# [TASK INSTRUCTIONS]
Extract every line of the material below and reproduce it faithfully.
------------------------------------------------
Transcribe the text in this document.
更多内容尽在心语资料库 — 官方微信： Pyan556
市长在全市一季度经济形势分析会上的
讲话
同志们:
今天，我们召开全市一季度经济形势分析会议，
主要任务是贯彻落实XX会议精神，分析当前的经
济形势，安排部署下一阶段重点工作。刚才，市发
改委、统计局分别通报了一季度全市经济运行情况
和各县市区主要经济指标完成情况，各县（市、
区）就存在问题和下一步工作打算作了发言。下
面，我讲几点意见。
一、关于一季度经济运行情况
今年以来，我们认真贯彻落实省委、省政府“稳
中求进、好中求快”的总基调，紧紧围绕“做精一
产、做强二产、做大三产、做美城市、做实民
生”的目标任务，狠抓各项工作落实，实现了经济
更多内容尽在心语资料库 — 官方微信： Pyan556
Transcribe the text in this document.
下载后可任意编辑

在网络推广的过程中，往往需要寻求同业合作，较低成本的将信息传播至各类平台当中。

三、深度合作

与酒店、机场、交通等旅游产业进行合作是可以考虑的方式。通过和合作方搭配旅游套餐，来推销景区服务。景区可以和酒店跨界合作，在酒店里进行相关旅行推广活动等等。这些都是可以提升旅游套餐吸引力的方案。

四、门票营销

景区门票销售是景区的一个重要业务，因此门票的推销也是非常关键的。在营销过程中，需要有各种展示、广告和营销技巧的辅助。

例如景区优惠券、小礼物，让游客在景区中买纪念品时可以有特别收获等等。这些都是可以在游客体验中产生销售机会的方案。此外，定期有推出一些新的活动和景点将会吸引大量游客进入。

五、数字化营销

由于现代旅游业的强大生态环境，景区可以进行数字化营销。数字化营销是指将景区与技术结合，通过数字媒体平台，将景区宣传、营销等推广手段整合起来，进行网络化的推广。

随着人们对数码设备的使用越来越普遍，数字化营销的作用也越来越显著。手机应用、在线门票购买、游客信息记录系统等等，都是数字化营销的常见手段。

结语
------------------------------------------------
# [EXERCISE SOLUTION]
Transcribe the text in this document.
更多内容尽在心语资料库 — 官方微信： Pyan556
市长在全市一季度经济形势分析会上的
讲话
同志们:
今天，我们召开全市一季度经济形势分析会议，
主要任务是贯彻落实XX会议精神，分析当前的经
济形势，安排部署下一阶段重点工作。刚才，市发
改委、统计局分别通报了一季度全市经济运行情况
和各县市区主要经济指标完成情况，各县（市、
区）就存在问题和下一步工作打算作了发言。下
面，我讲几点意见。
一、关于一季度经济运行情况
今年以来，我们认真贯彻落实省委、省政府“稳
中求进、好中求快”的总基调，紧紧围绕“做精一
产、做强二产、做大三产、做美城市、做实民
生”的目标任务，狠抓各项工作落实，实现了经济
更多内容尽在心语资料库 — 官方微信： Pyan556
Transcribe the text in this document.
下载后可任意编辑

在网络推广的过程中，往往需要寻求同业合作，较低成本的将信息传播至各类平台当中。

三、深度合作

与酒店、机场、交通等旅游产业进行合作是可以考虑的方式。通过和合作方搭配旅游套餐，来推销景区服务。景区可以和酒店跨界合作，在酒店里进行相关旅行推广活动等等。这些都是可以提升旅游套餐吸引力的方案。

四、门票营销

景区门票销售是景区的一个重要业务，因此门票的推销也是非常关键的。在营销过程中，需要有各种展示、广告和营销技巧的辅助。

例如景区优惠券、小礼物，让游客在景区中买纪念品时可以有特别收获等等。这些都是可以在游客体验中产生销售机会的方案。此外，定期有推出一些新的活动和景点将会吸引大量游客进入。

五、数字化营销

由于现代旅游业的强大生态环境，景区可以进行数字化营销。数字化营销是指将景区与技术结合，通过数字媒体平台，将景区宣传、营销等推广手段整合起来，进行网络化的推广。

随着人们对数码设备的使用越来越普遍，数字化营销的作用也越来越显著。手机应用、在线门票购买、游客信息记录系统等等，都是数字化营销的常见手段。

结语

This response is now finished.